++++ DATA LINES

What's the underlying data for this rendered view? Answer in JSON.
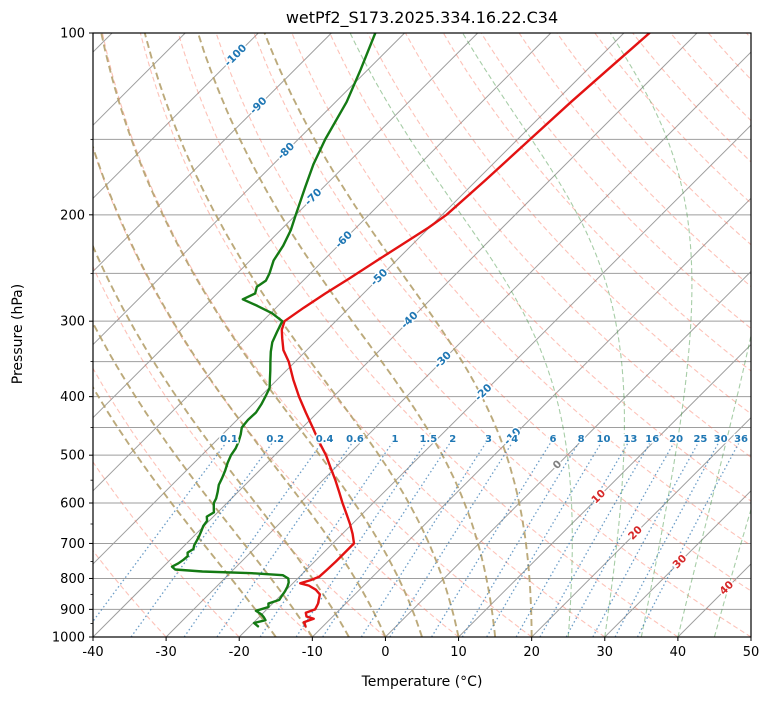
{
  "title": "wetPf2_S173.2025.334.16.22.C34",
  "axes": {
    "xlabel": "Temperature (°C)",
    "ylabel": "Pressure (hPa)",
    "xlim": [
      -40,
      50
    ],
    "plim": [
      100,
      1000
    ],
    "x_ticks": [
      -40,
      -30,
      -20,
      -10,
      0,
      10,
      20,
      30,
      40,
      50
    ],
    "p_ticks": [
      100,
      200,
      300,
      400,
      500,
      600,
      700,
      800,
      900,
      1000
    ],
    "p_minor_gridlines": [
      150,
      250,
      350,
      450
    ],
    "p_minor_ticks": [
      150,
      250,
      350,
      450,
      550,
      650,
      750,
      850,
      950
    ]
  },
  "chart_data": {
    "type": "line",
    "variant": "skewt-logp",
    "skew": "45deg",
    "grid": true,
    "series": [
      {
        "name": "temperature",
        "color": "#e31212",
        "points": [
          [
            100,
            -46.5
          ],
          [
            115,
            -47.2
          ],
          [
            130,
            -47.8
          ],
          [
            150,
            -48.3
          ],
          [
            175,
            -48.8
          ],
          [
            200,
            -49.4
          ],
          [
            210,
            -50.1
          ],
          [
            225,
            -51.5
          ],
          [
            240,
            -52.8
          ],
          [
            255,
            -54
          ],
          [
            270,
            -55.2
          ],
          [
            285,
            -56.2
          ],
          [
            300,
            -57
          ],
          [
            310,
            -56.2
          ],
          [
            320,
            -55
          ],
          [
            335,
            -53.2
          ],
          [
            350,
            -50.9
          ],
          [
            375,
            -47.8
          ],
          [
            400,
            -44.7
          ],
          [
            425,
            -41.6
          ],
          [
            450,
            -38.6
          ],
          [
            475,
            -35.8
          ],
          [
            500,
            -33
          ],
          [
            525,
            -30.6
          ],
          [
            550,
            -28.3
          ],
          [
            575,
            -26.2
          ],
          [
            600,
            -24.2
          ],
          [
            625,
            -22.2
          ],
          [
            650,
            -20.3
          ],
          [
            675,
            -18.6
          ],
          [
            700,
            -17.1
          ],
          [
            725,
            -17.1
          ],
          [
            750,
            -17.1
          ],
          [
            775,
            -17.2
          ],
          [
            795,
            -17.3
          ],
          [
            805,
            -18
          ],
          [
            815,
            -19
          ],
          [
            822,
            -17.5
          ],
          [
            835,
            -16
          ],
          [
            850,
            -14.8
          ],
          [
            865,
            -14.3
          ],
          [
            880,
            -13.8
          ],
          [
            900,
            -13.4
          ],
          [
            912,
            -14.2
          ],
          [
            925,
            -13.6
          ],
          [
            933,
            -12.3
          ],
          [
            945,
            -13.2
          ],
          [
            952,
            -12.8
          ],
          [
            960,
            -12.4
          ]
        ]
      },
      {
        "name": "dewpoint",
        "color": "#147a14",
        "points": [
          [
            100,
            -84
          ],
          [
            115,
            -81
          ],
          [
            130,
            -78.5
          ],
          [
            150,
            -76.3
          ],
          [
            165,
            -74.5
          ],
          [
            180,
            -72.5
          ],
          [
            200,
            -70
          ],
          [
            212,
            -68.6
          ],
          [
            225,
            -67.5
          ],
          [
            238,
            -66.8
          ],
          [
            250,
            -65.6
          ],
          [
            257,
            -65.1
          ],
          [
            263,
            -65.5
          ],
          [
            270,
            -64.8
          ],
          [
            276,
            -65.7
          ],
          [
            283,
            -62.8
          ],
          [
            291,
            -59.8
          ],
          [
            300,
            -57.3
          ],
          [
            312,
            -56.6
          ],
          [
            325,
            -55.8
          ],
          [
            337,
            -54.7
          ],
          [
            350,
            -53.4
          ],
          [
            362,
            -52.2
          ],
          [
            375,
            -51
          ],
          [
            387,
            -49.9
          ],
          [
            400,
            -49.3
          ],
          [
            412,
            -48.8
          ],
          [
            425,
            -48.4
          ],
          [
            437,
            -48.5
          ],
          [
            450,
            -48.3
          ],
          [
            462,
            -47.5
          ],
          [
            475,
            -46.8
          ],
          [
            487,
            -46.3
          ],
          [
            500,
            -46
          ],
          [
            515,
            -45.4
          ],
          [
            530,
            -44.7
          ],
          [
            545,
            -44.1
          ],
          [
            560,
            -43.6
          ],
          [
            575,
            -42.8
          ],
          [
            590,
            -42.1
          ],
          [
            600,
            -41.8
          ],
          [
            612,
            -41.1
          ],
          [
            622,
            -40.5
          ],
          [
            632,
            -40.9
          ],
          [
            642,
            -40.3
          ],
          [
            655,
            -40.1
          ],
          [
            667,
            -39.7
          ],
          [
            680,
            -39.3
          ],
          [
            692,
            -39
          ],
          [
            705,
            -38.7
          ],
          [
            715,
            -38.3
          ],
          [
            725,
            -38.6
          ],
          [
            735,
            -38.1
          ],
          [
            745,
            -38.2
          ],
          [
            755,
            -38.4
          ],
          [
            765,
            -38.8
          ],
          [
            773,
            -38
          ],
          [
            779,
            -34
          ],
          [
            784,
            -27
          ],
          [
            790,
            -22.5
          ],
          [
            800,
            -21.3
          ],
          [
            812,
            -20.7
          ],
          [
            825,
            -20.3
          ],
          [
            840,
            -20
          ],
          [
            855,
            -19.8
          ],
          [
            868,
            -19.6
          ],
          [
            880,
            -20.6
          ],
          [
            892,
            -20.1
          ],
          [
            905,
            -21.3
          ],
          [
            918,
            -20
          ],
          [
            928,
            -19.3
          ],
          [
            938,
            -18.7
          ],
          [
            948,
            -19.9
          ],
          [
            960,
            -18.9
          ]
        ]
      }
    ],
    "background": {
      "isotherms": {
        "color": "#9e9e9e",
        "min": -160,
        "max": 50,
        "step": 10
      },
      "isotherm_labels": [
        {
          "t": -100,
          "p": 109,
          "color": "#1f77b4"
        },
        {
          "t": -90,
          "p": 132,
          "color": "#1f77b4"
        },
        {
          "t": -80,
          "p": 157,
          "color": "#1f77b4"
        },
        {
          "t": -70,
          "p": 187,
          "color": "#1f77b4"
        },
        {
          "t": -60,
          "p": 220,
          "color": "#1f77b4"
        },
        {
          "t": -50,
          "p": 254,
          "color": "#1f77b4"
        },
        {
          "t": -40,
          "p": 299,
          "color": "#1f77b4"
        },
        {
          "t": -30,
          "p": 348,
          "color": "#1f77b4"
        },
        {
          "t": -20,
          "p": 394,
          "color": "#1f77b4"
        },
        {
          "t": -10,
          "p": 466,
          "color": "#1f77b4"
        },
        {
          "t": 0,
          "p": 519,
          "color": "#808080"
        },
        {
          "t": 10,
          "p": 586,
          "color": "#d62728"
        },
        {
          "t": 20,
          "p": 673,
          "color": "#d62728"
        },
        {
          "t": 30,
          "p": 751,
          "color": "#d62728"
        },
        {
          "t": 40,
          "p": 830,
          "color": "#d62728"
        }
      ],
      "dry_adiabats": {
        "color": "rgba(250,110,85,0.42)",
        "theta_c": [
          -30,
          -20,
          -10,
          0,
          10,
          20,
          30,
          40,
          50,
          60,
          70,
          80,
          90,
          100,
          110,
          120,
          130,
          140,
          150,
          160,
          170,
          180,
          190,
          200
        ]
      },
      "moist_adiabats_tan": {
        "color": "rgba(176,155,100,0.85)",
        "thetaw_c": [
          -15,
          -10,
          -5,
          0,
          5,
          10,
          15,
          20
        ]
      },
      "moist_adiabats_green": {
        "color": "rgba(60,145,60,0.45)",
        "thetaw_c": [
          25,
          30,
          35,
          40,
          45,
          50,
          55,
          60
        ]
      },
      "mixing_ratio": {
        "line_color": "rgba(45,115,175,0.7)",
        "label_color": "#1f77b4",
        "values": [
          0.1,
          0.2,
          0.4,
          0.6,
          1,
          1.5,
          2,
          3,
          4,
          6,
          8,
          10,
          13,
          16,
          20,
          25,
          30,
          36
        ],
        "label_pressure": 470,
        "top_pressure": 478
      }
    }
  }
}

++++++++

• _STATED TASK_
Reply with only the number of lines in the material above where the string "rgba" appears.

• _FINISHED TASK_
4